Instructions to follow:
In the records below, tally every line containing "Hyväksy". Report only the total.

Data items
* * *

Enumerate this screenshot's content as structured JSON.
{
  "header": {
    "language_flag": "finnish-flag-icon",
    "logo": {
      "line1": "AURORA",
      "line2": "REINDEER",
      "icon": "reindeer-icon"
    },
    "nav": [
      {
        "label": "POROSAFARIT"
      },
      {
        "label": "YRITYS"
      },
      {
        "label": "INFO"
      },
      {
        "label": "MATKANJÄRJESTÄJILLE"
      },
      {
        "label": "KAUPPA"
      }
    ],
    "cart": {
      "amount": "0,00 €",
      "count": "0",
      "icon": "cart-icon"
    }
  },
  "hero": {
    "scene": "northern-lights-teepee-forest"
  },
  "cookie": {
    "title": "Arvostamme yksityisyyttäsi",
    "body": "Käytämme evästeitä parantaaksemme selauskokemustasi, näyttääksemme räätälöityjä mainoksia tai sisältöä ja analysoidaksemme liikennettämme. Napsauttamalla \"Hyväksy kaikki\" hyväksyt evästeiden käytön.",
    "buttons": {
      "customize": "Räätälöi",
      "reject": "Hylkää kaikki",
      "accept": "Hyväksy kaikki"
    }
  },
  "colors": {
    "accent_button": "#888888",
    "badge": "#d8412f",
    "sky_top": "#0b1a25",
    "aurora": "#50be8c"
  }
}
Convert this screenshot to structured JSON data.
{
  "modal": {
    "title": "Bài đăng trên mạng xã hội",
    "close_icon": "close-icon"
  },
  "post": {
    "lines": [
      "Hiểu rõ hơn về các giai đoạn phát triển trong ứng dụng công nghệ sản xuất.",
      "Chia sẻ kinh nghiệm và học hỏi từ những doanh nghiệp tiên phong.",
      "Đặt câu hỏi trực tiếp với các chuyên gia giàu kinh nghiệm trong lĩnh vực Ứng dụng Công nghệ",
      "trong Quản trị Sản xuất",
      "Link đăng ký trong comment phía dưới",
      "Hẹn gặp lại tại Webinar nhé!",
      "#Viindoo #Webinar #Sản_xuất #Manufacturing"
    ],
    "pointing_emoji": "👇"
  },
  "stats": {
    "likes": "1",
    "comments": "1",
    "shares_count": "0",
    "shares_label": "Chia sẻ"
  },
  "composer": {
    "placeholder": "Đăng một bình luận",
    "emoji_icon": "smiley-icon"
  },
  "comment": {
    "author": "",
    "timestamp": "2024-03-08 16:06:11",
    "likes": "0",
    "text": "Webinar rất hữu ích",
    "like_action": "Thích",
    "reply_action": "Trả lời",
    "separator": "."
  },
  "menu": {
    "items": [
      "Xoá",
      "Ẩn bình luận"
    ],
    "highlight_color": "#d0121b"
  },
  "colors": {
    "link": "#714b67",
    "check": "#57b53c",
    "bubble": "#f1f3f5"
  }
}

* * *

Problem solution:
2